#### Materials provided:
==================================================
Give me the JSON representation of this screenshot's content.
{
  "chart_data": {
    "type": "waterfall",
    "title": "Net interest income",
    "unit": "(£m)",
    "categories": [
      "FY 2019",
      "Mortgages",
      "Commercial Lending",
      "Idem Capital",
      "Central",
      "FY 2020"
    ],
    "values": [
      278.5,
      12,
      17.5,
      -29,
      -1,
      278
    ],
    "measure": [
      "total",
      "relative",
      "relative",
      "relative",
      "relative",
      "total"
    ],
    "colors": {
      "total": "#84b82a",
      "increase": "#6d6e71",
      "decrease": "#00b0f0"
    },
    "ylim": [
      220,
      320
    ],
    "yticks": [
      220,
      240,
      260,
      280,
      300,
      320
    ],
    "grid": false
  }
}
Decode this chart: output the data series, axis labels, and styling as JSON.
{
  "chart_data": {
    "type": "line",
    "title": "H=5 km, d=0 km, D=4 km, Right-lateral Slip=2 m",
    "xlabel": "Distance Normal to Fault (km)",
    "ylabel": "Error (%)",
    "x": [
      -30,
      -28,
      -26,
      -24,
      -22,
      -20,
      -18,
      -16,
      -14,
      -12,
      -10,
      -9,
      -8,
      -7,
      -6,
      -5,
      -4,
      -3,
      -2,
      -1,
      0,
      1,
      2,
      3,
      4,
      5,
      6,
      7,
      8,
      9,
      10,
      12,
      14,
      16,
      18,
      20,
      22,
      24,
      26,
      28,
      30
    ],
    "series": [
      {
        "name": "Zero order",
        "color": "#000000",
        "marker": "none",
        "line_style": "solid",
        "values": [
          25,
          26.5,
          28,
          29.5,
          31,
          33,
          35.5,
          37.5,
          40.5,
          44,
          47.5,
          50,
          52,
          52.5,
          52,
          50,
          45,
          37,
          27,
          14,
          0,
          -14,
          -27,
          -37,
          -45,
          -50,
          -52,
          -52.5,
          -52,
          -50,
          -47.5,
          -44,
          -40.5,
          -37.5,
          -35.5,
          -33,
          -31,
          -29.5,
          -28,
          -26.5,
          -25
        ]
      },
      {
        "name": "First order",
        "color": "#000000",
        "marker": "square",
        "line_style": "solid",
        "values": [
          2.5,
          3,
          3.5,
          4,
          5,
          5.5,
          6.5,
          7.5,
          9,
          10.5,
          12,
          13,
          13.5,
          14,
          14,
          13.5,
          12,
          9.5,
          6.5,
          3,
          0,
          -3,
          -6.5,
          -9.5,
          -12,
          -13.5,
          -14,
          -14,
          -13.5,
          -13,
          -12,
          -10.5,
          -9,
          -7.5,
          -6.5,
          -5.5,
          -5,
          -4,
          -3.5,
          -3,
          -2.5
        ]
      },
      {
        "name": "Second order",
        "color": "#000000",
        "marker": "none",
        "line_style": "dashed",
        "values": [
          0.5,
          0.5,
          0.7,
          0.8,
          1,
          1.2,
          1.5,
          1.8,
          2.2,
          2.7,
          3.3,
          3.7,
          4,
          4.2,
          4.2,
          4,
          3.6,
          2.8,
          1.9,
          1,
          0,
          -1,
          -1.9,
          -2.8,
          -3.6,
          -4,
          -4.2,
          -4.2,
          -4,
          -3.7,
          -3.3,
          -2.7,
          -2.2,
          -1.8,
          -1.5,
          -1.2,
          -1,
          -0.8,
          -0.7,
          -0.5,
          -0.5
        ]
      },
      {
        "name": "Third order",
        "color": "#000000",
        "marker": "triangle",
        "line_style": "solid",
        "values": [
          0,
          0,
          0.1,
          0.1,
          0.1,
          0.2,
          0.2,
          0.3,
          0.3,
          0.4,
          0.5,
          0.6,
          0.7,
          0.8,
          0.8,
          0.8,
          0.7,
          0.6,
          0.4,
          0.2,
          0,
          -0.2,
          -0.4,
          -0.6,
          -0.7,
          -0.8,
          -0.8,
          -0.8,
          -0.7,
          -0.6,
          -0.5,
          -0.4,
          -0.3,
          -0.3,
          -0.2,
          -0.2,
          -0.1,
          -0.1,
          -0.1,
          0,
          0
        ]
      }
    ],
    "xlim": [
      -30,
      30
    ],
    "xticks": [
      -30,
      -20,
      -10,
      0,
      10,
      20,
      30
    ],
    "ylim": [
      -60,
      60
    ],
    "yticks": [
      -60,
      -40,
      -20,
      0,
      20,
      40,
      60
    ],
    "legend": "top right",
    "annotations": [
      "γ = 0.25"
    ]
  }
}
==================================================
#### Request:
Wherever a line in the data above holds "series", copy that line.

#### Solution to this task:
Decode this chart: output the data series, axis labels, and styling as JSON.
    "series": [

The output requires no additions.